(Recorded data)
^^^^

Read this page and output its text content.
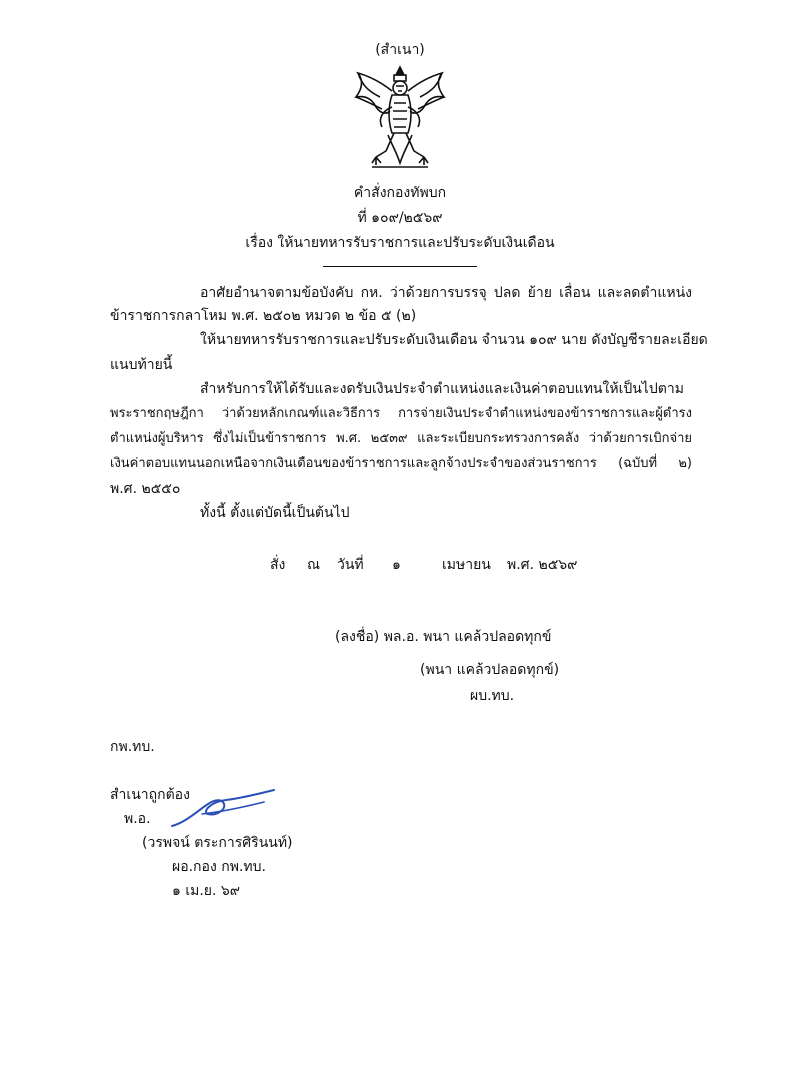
(สำเนา)
คำสั่งกองทัพบก
ที่ ๑๐๙/๒๕๖๙
เรื่อง ให้นายทหารรับราชการและปรับระดับเงินเดือน
อาศัยอำนาจตามข้อบังคับ กห. ว่าด้วยการบรรจุ ปลด ย้าย เลื่อน และลดตำแหน่ง
ข้าราชการกลาโหม พ.ศ. ๒๕๐๒ หมวด ๒ ข้อ ๕ (๒)
ให้นายทหารรับราชการและปรับระดับเงินเดือน จำนวน ๑๐๙ นาย ดังบัญชีรายละเอียด
แนบท้ายนี้
สำหรับการให้ได้รับและงดรับเงินประจำตำแหน่งและเงินค่าตอบแทนให้เป็นไปตาม
พระราชกฤษฎีกา ว่าด้วยหลักเกณฑ์และวิธีการ การจ่ายเงินประจำตำแหน่งของข้าราชการและผู้ดำรง
ตำแหน่งผู้บริหาร ซึ่งไม่เป็นข้าราชการ พ.ศ. ๒๕๓๙ และระเบียบกระทรวงการคลัง ว่าด้วยการเบิกจ่าย
เงินค่าตอบแทนนอกเหนือจากเงินเดือนของข้าราชการและลูกจ้างประจำของส่วนราชการ (ฉบับที่ ๒)
พ.ศ. ๒๕๕๐
ทั้งนี้ ตั้งแต่บัดนี้เป็นต้นไป
สั่ง ณ วันที่ ๑	เมษายน พ.ศ. ๒๕๖๙
(ลงชื่อ) พล.อ. พนา แคล้วปลอดทุกข์
(พนา แคล้วปลอดทุกข์)
ผบ.ทบ.
กพ.ทบ.
สำเนาถูกต้อง
พ.อ.
(วรพจน์ ตระการศิรินนท์)
ผอ.กอง กพ.ทบ.
๑ เม.ย. ๖๙
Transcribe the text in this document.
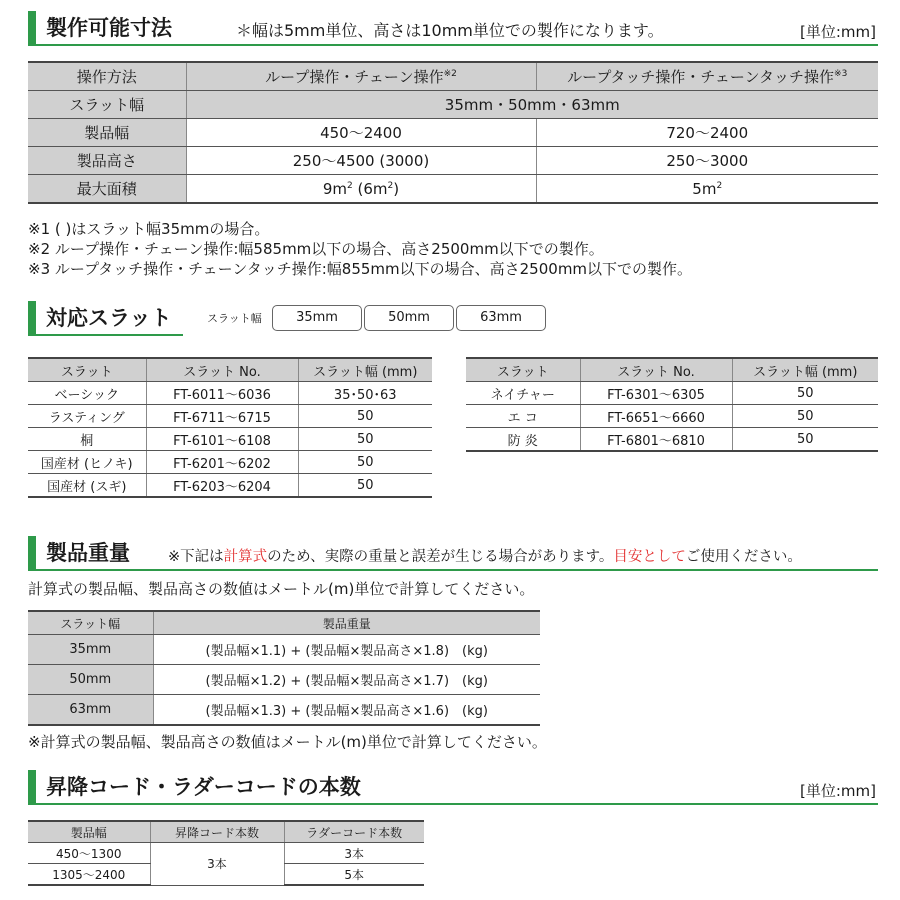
製作可能寸法	＊幅は5mm単位、高さは10mm単位での製作になります。	[単位:mm]
操作方法	ループ操作・チェーン操作$^{※2}$	ループタッチ操作・チェーンタッチ操作$^{※3}$
スラット幅	35mm・50mm・63mm	
製品幅	450～2400	720～2400
製品高さ	250～4500 (3000)	250～3000
最大面積	$9m^2$ $(6m^2)$	$5m^2$
※1 ( )はスラット幅35mmの場合。
※2 ループ操作・チェーン操作:幅585mm以下の場合、高さ2500mm以下での製作。
※3 ループタッチ操作・チェーンタッチ操作:幅855mm以下の場合、高さ2500mm以下での製作。
対応スラット	スラット幅	35mm	50mm	63mm
スラット	スラット No.	スラット幅 (mm)
ベーシック	FT-6011～6036	35･50･63
ラスティング	FT-6711～6715	50
桐	FT-6101～6108	50
国産材 (ヒノキ)	FT-6201～6202	50
国産材 (スギ)	FT-6203～6204	50
スラット	スラット No.	スラット幅 (mm)
ネイチャー	FT-6301～6305	50
エ コ	FT-6651～6660	50
防 炎	FT-6801～6810	50
製品重量	※下記は計算式のため、実際の重量と誤差が生じる場合があります。目安としてご使用ください。
計算式の製品幅、製品高さの数値はメートル(m)単位で計算してください。
スラット幅	製品重量
35mm	(製品幅×1.1) + (製品幅×製品高さ×1.8)　(kg)
50mm	(製品幅×1.2) + (製品幅×製品高さ×1.7)　(kg)
63mm	(製品幅×1.3) + (製品幅×製品高さ×1.6)　(kg)
※計算式の製品幅、製品高さの数値はメートル(m)単位で計算してください。
昇降コード・ラダーコードの本数	[単位:mm]
製品幅	昇降コード本数	ラダーコード本数
450～1300	3本	3本
1305～2400		5本
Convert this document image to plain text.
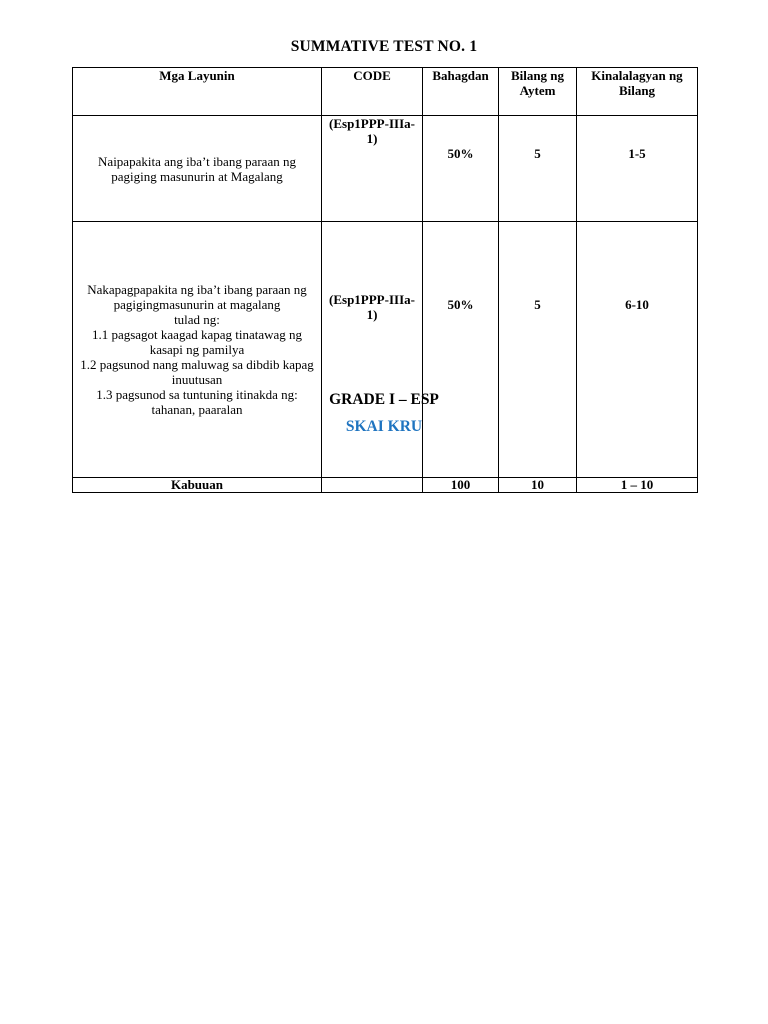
SUMMATIVE TEST NO. 1
Mga Layunin	CODE	Bahagdan	Bilang ng Aytem	Kinalalagyan ng Bilang

Naipapakita ang iba’t ibang paraan ng pagiging masunurin at Magalang	(Esp1PPP-IIIa-1)	50%	5	1-5

Nakapagpapakita ng iba’t ibang paraan ng pagigingmasunurin at magalang
tulad ng:
1.1 pagsagot kaagad kapag tinatawag ng kasapi ng pamilya
1.2 pagsunod nang maluwag sa dibdib kapag inuutusan
1.3 pagsunod sa tuntuning itinakda ng: tahanan, paaralan	(Esp1PPP-IIIa-1)	50%	5	6-10
Kabuuan		100	10	1 – 10
GRADE I – ESP
SKAI KRU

^^^^

* _Given exercise_
Every record above should be written out again exactly; the pictures stay out of the copy.

* _Response_
Read this page and output its text content.
(สำเนา)
คำสั่งกองทัพบก
ที่ ๑๐๙/๒๕๖๙
เรื่อง ให้นายทหารรับราชการและปรับระดับเงินเดือน
อาศัยอำนาจตามข้อบังคับ กห. ว่าด้วยการบรรจุ ปลด ย้าย เลื่อน และลดตำแหน่ง
ข้าราชการกลาโหม พ.ศ. ๒๕๐๒ หมวด ๒ ข้อ ๕ (๒)
ให้นายทหารรับราชการและปรับระดับเงินเดือน จำนวน ๑๐๙ นาย ดังบัญชีรายละเอียด
แนบท้ายนี้
สำหรับการให้ได้รับและงดรับเงินประจำตำแหน่งและเงินค่าตอบแทนให้เป็นไปตาม
พระราชกฤษฎีกา ว่าด้วยหลักเกณฑ์และวิธีการ การจ่ายเงินประจำตำแหน่งของข้าราชการและผู้ดำรง
ตำแหน่งผู้บริหาร ซึ่งไม่เป็นข้าราชการ พ.ศ. ๒๕๓๙ และระเบียบกระทรวงการคลัง ว่าด้วยการเบิกจ่าย
เงินค่าตอบแทนนอกเหนือจากเงินเดือนของข้าราชการและลูกจ้างประจำของส่วนราชการ (ฉบับที่ ๒)
พ.ศ. ๒๕๕๐
ทั้งนี้ ตั้งแต่บัดนี้เป็นต้นไป
สั่ง ณ วันที่ ๑	เมษายน พ.ศ. ๒๕๖๙
(ลงชื่อ) พล.อ. พนา แคล้วปลอดทุกข์
(พนา แคล้วปลอดทุกข์)
ผบ.ทบ.
กพ.ทบ.
สำเนาถูกต้อง
พ.อ.
(วรพจน์ ตระการศิรินนท์)
ผอ.กอง กพ.ทบ.
๑ เม.ย. ๖๙
Transcribe the text in this document.
製作可能寸法	＊幅は5mm単位、高さは10mm単位での製作になります。	[単位:mm]
操作方法	ループ操作・チェーン操作$^{※2}$	ループタッチ操作・チェーンタッチ操作$^{※3}$
スラット幅	35mm・50mm・63mm	
製品幅	450～2400	720～2400
製品高さ	250～4500 (3000)	250～3000
最大面積	$9m^2$ $(6m^2)$	$5m^2$
※1 ( )はスラット幅35mmの場合。
※2 ループ操作・チェーン操作:幅585mm以下の場合、高さ2500mm以下での製作。
※3 ループタッチ操作・チェーンタッチ操作:幅855mm以下の場合、高さ2500mm以下での製作。
対応スラット	スラット幅	35mm	50mm	63mm
スラット	スラット No.	スラット幅 (mm)
ベーシック	FT-6011～6036	35･50･63
ラスティング	FT-6711～6715	50
桐	FT-6101～6108	50
国産材 (ヒノキ)	FT-6201～6202	50
国産材 (スギ)	FT-6203～6204	50
スラット	スラット No.	スラット幅 (mm)
ネイチャー	FT-6301～6305	50
エ コ	FT-6651～6660	50
防 炎	FT-6801～6810	50
製品重量	※下記は計算式のため、実際の重量と誤差が生じる場合があります。目安としてご使用ください。
計算式の製品幅、製品高さの数値はメートル(m)単位で計算してください。
スラット幅	製品重量
35mm	(製品幅×1.1) + (製品幅×製品高さ×1.8)　(kg)
50mm	(製品幅×1.2) + (製品幅×製品高さ×1.7)　(kg)
63mm	(製品幅×1.3) + (製品幅×製品高さ×1.6)　(kg)
※計算式の製品幅、製品高さの数値はメートル(m)単位で計算してください。
昇降コード・ラダーコードの本数	[単位:mm]
製品幅	昇降コード本数	ラダーコード本数
450～1300	3本	3本
1305～2400		5本
Convert this document image to plain text.
SUMMATIVE TEST NO. 1
Mga Layunin	CODE	Bahagdan	Bilang ng Aytem	Kinalalagyan ng Bilang

Naipapakita ang iba’t ibang paraan ng pagiging masunurin at Magalang	(Esp1PPP-IIIa-1)	50%	5	1-5

Nakapagpapakita ng iba’t ibang paraan ng pagigingmasunurin at magalang
tulad ng:
1.1 pagsagot kaagad kapag tinatawag ng kasapi ng pamilya
1.2 pagsunod nang maluwag sa dibdib kapag inuutusan
1.3 pagsunod sa tuntuning itinakda ng: tahanan, paaralan	(Esp1PPP-IIIa-1)	50%	5	6-10
Kabuuan		100	10	1 – 10
GRADE I – ESP
SKAI KRU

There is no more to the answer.